● **Stated exercise**:
Extract every entry word for word.

● **Material**:

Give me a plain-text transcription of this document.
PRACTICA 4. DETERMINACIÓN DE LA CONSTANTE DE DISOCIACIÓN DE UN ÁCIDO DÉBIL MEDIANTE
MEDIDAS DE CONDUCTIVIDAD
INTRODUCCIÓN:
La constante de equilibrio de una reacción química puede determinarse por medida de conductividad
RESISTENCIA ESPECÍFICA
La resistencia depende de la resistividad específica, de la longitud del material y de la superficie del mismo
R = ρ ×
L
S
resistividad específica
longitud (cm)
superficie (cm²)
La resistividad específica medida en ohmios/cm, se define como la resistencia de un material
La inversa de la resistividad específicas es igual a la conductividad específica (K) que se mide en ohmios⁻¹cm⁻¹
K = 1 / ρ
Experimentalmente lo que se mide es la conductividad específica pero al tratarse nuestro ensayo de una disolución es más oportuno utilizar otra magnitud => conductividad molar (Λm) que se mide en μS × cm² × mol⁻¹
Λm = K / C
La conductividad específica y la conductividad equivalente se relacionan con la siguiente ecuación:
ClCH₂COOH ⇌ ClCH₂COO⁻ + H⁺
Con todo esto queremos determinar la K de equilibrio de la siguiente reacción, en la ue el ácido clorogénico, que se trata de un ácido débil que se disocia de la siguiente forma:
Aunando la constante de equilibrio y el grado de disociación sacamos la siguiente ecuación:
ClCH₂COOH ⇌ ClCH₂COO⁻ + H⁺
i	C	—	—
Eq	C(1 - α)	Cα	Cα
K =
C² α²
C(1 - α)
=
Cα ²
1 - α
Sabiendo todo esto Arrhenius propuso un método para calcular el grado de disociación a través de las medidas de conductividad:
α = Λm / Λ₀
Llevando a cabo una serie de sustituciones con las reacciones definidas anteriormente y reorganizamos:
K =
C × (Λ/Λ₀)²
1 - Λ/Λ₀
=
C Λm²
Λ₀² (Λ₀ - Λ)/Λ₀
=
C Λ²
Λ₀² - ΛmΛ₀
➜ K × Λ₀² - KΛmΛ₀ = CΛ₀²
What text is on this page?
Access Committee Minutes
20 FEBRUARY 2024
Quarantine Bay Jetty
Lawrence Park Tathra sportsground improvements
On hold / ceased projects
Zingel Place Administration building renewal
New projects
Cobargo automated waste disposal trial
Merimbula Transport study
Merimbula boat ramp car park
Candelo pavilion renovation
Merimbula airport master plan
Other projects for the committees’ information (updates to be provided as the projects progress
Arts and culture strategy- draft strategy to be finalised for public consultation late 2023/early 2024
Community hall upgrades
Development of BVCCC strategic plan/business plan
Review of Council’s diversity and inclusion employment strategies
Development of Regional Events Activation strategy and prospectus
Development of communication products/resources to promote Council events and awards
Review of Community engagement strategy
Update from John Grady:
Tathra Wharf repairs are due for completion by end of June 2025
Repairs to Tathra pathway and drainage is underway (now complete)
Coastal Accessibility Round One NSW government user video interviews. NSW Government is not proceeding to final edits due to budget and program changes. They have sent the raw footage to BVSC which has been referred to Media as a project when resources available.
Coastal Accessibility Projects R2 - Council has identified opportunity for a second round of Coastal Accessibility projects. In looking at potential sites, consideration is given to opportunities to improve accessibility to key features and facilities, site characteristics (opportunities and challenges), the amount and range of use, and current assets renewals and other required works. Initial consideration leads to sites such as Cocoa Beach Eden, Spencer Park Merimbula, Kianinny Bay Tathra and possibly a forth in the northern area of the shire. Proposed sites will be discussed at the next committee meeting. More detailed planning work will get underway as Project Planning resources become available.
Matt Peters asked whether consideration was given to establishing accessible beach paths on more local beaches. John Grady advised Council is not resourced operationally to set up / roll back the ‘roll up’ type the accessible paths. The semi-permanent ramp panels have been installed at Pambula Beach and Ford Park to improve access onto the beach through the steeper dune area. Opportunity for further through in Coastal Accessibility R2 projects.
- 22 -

● **The answer**:
Give me a plain-text transcription of this document.
PRACTICA 4. DETERMINACIÓN DE LA CONSTANTE DE DISOCIACIÓN DE UN ÁCIDO DÉBIL MEDIANTE
MEDIDAS DE CONDUCTIVIDAD
INTRODUCCIÓN:
La constante de equilibrio de una reacción química puede determinarse por medida de conductividad
RESISTENCIA ESPECÍFICA
La resistencia depende de la resistividad específica, de la longitud del material y de la superficie del mismo
R = ρ ×
L
S
resistividad específica
longitud (cm)
superficie (cm²)
La resistividad específica medida en ohmios/cm, se define como la resistencia de un material
La inversa de la resistividad específicas es igual a la conductividad específica (K) que se mide en ohmios⁻¹cm⁻¹
K = 1 / ρ
Experimentalmente lo que se mide es la conductividad específica pero al tratarse nuestro ensayo de una disolución es más oportuno utilizar otra magnitud => conductividad molar (Λm) que se mide en μS × cm² × mol⁻¹
Λm = K / C
La conductividad específica y la conductividad equivalente se relacionan con la siguiente ecuación:
ClCH₂COOH ⇌ ClCH₂COO⁻ + H⁺
Con todo esto queremos determinar la K de equilibrio de la siguiente reacción, en la ue el ácido clorogénico, que se trata de un ácido débil que se disocia de la siguiente forma:
Aunando la constante de equilibrio y el grado de disociación sacamos la siguiente ecuación:
ClCH₂COOH ⇌ ClCH₂COO⁻ + H⁺
i	C	—	—
Eq	C(1 - α)	Cα	Cα
K =
C² α²
C(1 - α)
=
Cα ²
1 - α
Sabiendo todo esto Arrhenius propuso un método para calcular el grado de disociación a través de las medidas de conductividad:
α = Λm / Λ₀
Llevando a cabo una serie de sustituciones con las reacciones definidas anteriormente y reorganizamos:
K =
C × (Λ/Λ₀)²
1 - Λ/Λ₀
=
C Λm²
Λ₀² (Λ₀ - Λ)/Λ₀
=
C Λ²
Λ₀² - ΛmΛ₀
➜ K × Λ₀² - KΛmΛ₀ = CΛ₀²
What text is on this page?
Access Committee Minutes
20 FEBRUARY 2024
Quarantine Bay Jetty
Lawrence Park Tathra sportsground improvements
On hold / ceased projects
Zingel Place Administration building renewal
New projects
Cobargo automated waste disposal trial
Merimbula Transport study
Merimbula boat ramp car park
Candelo pavilion renovation
Merimbula airport master plan
Other projects for the committees’ information (updates to be provided as the projects progress
Arts and culture strategy- draft strategy to be finalised for public consultation late 2023/early 2024
Community hall upgrades
Development of BVCCC strategic plan/business plan
Review of Council’s diversity and inclusion employment strategies
Development of Regional Events Activation strategy and prospectus
Development of communication products/resources to promote Council events and awards
Review of Community engagement strategy
Update from John Grady:
Tathra Wharf repairs are due for completion by end of June 2025
Repairs to Tathra pathway and drainage is underway (now complete)
Coastal Accessibility Round One NSW government user video interviews. NSW Government is not proceeding to final edits due to budget and program changes. They have sent the raw footage to BVSC which has been referred to Media as a project when resources available.
Coastal Accessibility Projects R2 - Council has identified opportunity for a second round of Coastal Accessibility projects. In looking at potential sites, consideration is given to opportunities to improve accessibility to key features and facilities, site characteristics (opportunities and challenges), the amount and range of use, and current assets renewals and other required works. Initial consideration leads to sites such as Cocoa Beach Eden, Spencer Park Merimbula, Kianinny Bay Tathra and possibly a forth in the northern area of the shire. Proposed sites will be discussed at the next committee meeting. More detailed planning work will get underway as Project Planning resources become available.
Matt Peters asked whether consideration was given to establishing accessible beach paths on more local beaches. John Grady advised Council is not resourced operationally to set up / roll back the ‘roll up’ type the accessible paths. The semi-permanent ramp panels have been installed at Pambula Beach and Ford Park to improve access onto the beach through the steeper dune area. Opportunity for further through in Coastal Accessibility R2 projects.
- 22 -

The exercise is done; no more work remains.